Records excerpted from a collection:

● ● ● ● ●

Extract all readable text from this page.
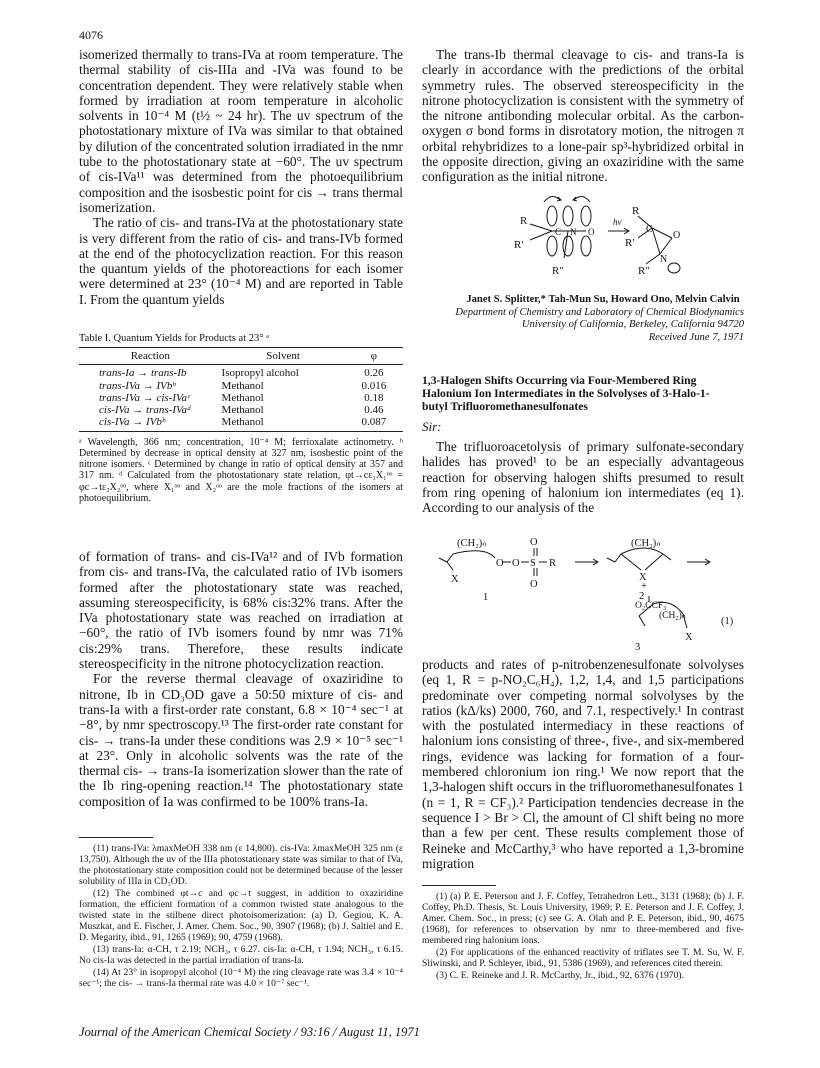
4076

isomerized thermally to trans-IVa at room temperature. The thermal stability of cis-IIIa and -IVa was found to be concentration dependent. They were relatively stable when formed by irradiation at room temperature in alcoholic solvents in 10⁻⁴ M (t½ ~ 24 hr). The uv spectrum of the photostationary mixture of IVa was similar to that obtained by dilution of the concentrated solution irradiated in the nmr tube to the photostationary state at −60°. The uv spectrum of cis-IVa¹¹ was determined from the photoequilibrium composition and the isosbestic point for cis → trans thermal isomerization.

The ratio of cis- and trans-IVa at the photostationary state is very different from the ratio of cis- and trans-IVb formed at the end of the photocyclization reaction. For this reason the quantum yields of the photoreactions for each isomer were determined at 23° (10⁻⁴ M) and are reported in Table I. From the quantum yields

Table I. Quantum Yields for Products at 23° ᵃ
Reaction	Solvent	φ
trans-Ia → trans-Ib	Isopropyl alcohol	0.26
trans-IVa → IVbᵇ	Methanol	0.016
trans-IVa → cis-IVaᶜ	Methanol	0.18
cis-IVa → trans-IVaᵈ	Methanol	0.46
cis-IVa → IVbᵇ	Methanol	0.087

ᵃ Wavelength, 366 nm; concentration, 10⁻⁴ M; ferrioxalate actinometry. ᵇ Determined by decrease in optical density at 327 nm, isosbestic point of the nitrone isomers. ᶜ Determined by change in ratio of optical density at 357 and 317 nm. ᵈ Calculated from the photostationary state relation, φt→cε₁X₁ᵒᵒ = φc→tε₂X₂ᵒᵒ, where X₁ᵒᵒ and X₂ᵒᵒ are the mole fractions of the isomers at photoequilibrium.

of formation of trans- and cis-IVa¹² and of IVb formation from cis- and trans-IVa, the calculated ratio of IVb isomers formed after the photostationary state was reached, assuming stereospecificity, is 68% cis:32% trans. After the IVa photostationary state was reached on irradiation at −60°, the ratio of IVb isomers found by nmr was 71% cis:29% trans. Therefore, these results indicate stereospecificity in the nitrone photocyclization reaction.

For the reverse thermal cleavage of oxaziridine to nitrone, Ib in CD₃OD gave a 50:50 mixture of cis- and trans-Ia with a first-order rate constant, 6.8 × 10⁻⁴ sec⁻¹ at −8°, by nmr spectroscopy.¹³ The first-order rate constant for cis- → trans-Ia under these conditions was 2.9 × 10⁻⁵ sec⁻¹ at 23°. Only in alcoholic solvents was the rate of the thermal cis- → trans-Ia isomerization slower than the rate of the Ib ring-opening reaction.¹⁴ The photostationary state composition of Ia was confirmed to be 100% trans-Ia.

(11) trans-IVa: λmaxMeOH 338 nm (ε 14,800). cis-IVa: λmaxMeOH 325 nm (ε 13,750). Although the uv of the IIIa photostationary state was similar to that of IVa, the photostationary state composition could not be determined because of the lesser solubility of IIIa in CD₃OD.

(12) The combined φt→c and φc→t suggest, in addition to oxaziridine formation, the efficient formation of a common twisted state analogous to the twisted state in the stilbene direct photoisomerization: (a) D. Gegiou, K. A. Muszkat, and E. Fischer, J. Amer. Chem. Soc., 90, 3907 (1968); (b) J. Saltiel and E. D. Megarity, ibid., 91, 1265 (1969); 90, 4759 (1968).

(13) trans-Ia: α-CH, τ 2.19; NCH₃, τ 6.27. cis-Ia: α-CH, τ 1.94; NCH₃, τ 6.15. No cis-Ia was detected in the partial irradiation of trans-Ia.

(14) At 23° in isopropyl alcohol (10⁻⁴ M) the ring cleavage rate was 3.4 × 10⁻⁴ sec⁻¹; the cis- → trans-Ia thermal rate was 4.0 × 10⁻⁷ sec⁻¹.

The trans-Ib thermal cleavage to cis- and trans-Ia is clearly in accordance with the predictions of the orbital symmetry rules. The observed stereospecificity in the nitrone photocyclization is consistent with the symmetry of the nitrone antibonding molecular orbital. As the carbon-oxygen σ bond forms in disrotatory motion, the nitrogen π orbital rehybridizes to a lone-pair sp³-hybridized orbital in the opposite direction, giving an oxaziridine with the same configuration as the initial nitrone.

R
R′
C N O
R″
hν
R
C
O
R′
N
R″
Janet S. Splitter,* Tah-Mun Su, Howard Ono, Melvin Calvin
Department of Chemistry and Laboratory of Chemical Biodynamics
University of California, Berkeley, California 94720
Received June 7, 1971
1,3-Halogen Shifts Occurring via Four-Membered Ring Halonium Ion Intermediates in the Solvolyses of 3-Halo-1-butyl Trifluoromethanesulfonates
Sir:

The trifluoroacetolysis of primary sulfonate-secondary halides has proved¹ to be an especially advantageous reaction for observing halogen shifts presumed to result from ring opening of halonium ion intermediates (eq 1). According to our analysis of the

(CH₂)ₙ
X
O O S
O
O
R
1
(CH₂)ₙ
X
+
2
O₂CCF₃
(CH₂)ₙ
X
(1)
3

products and rates of p-nitrobenzenesulfonate solvolyses (eq 1, R = p-NO₂C₆H₄), 1,2, 1,4, and 1,5 participations predominate over competing normal solvolyses by the ratios (kΔ/ks) 2000, 760, and 7.1, respectively.¹ In contrast with the postulated intermediacy in these reactions of halonium ions consisting of three-, five-, and six-membered rings, evidence was lacking for formation of a four-membered chloronium ion ring.¹ We now report that the 1,3-halogen shift occurs in the trifluoromethanesulfonates 1 (n = 1, R = CF₃).² Participation tendencies decrease in the sequence I > Br > Cl, the amount of Cl shift being no more than a few per cent. These results complement those of Reineke and McCarthy,³ who have reported a 1,3-bromine migration

(1) (a) P. E. Peterson and J. F. Coffey, Tetrahedron Lett., 3131 (1968); (b) J. F. Coffey, Ph.D. Thesis, St. Louis University, 1969; P. E. Peterson and J. F. Coffey, J. Amer. Chem. Soc., in press; (c) see G. A. Olah and P. E. Peterson, ibid., 90, 4675 (1968), for references to observation by nmr to three-membered and five-membered ring halonium ions.

(2) For applications of the enhanced reactivity of triflates see T. M. Su, W. F. Sliwinski, and P. Schleyer, ibid., 91, 5386 (1969), and references cited therein.

(3) C. E. Reineke and J. R. McCarthy, Jr., ibid., 92, 6376 (1970).

Journal of the American Chemical Society / 93:16 / August 11, 1971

● ● ● ● ●

Search the preceding listing for "Chemical" and extract every line where it is found.

Department of Chemistry and Laboratory of Chemical Biodynamics
Journal of the American Chemical Society / 93:16 / August 11, 1971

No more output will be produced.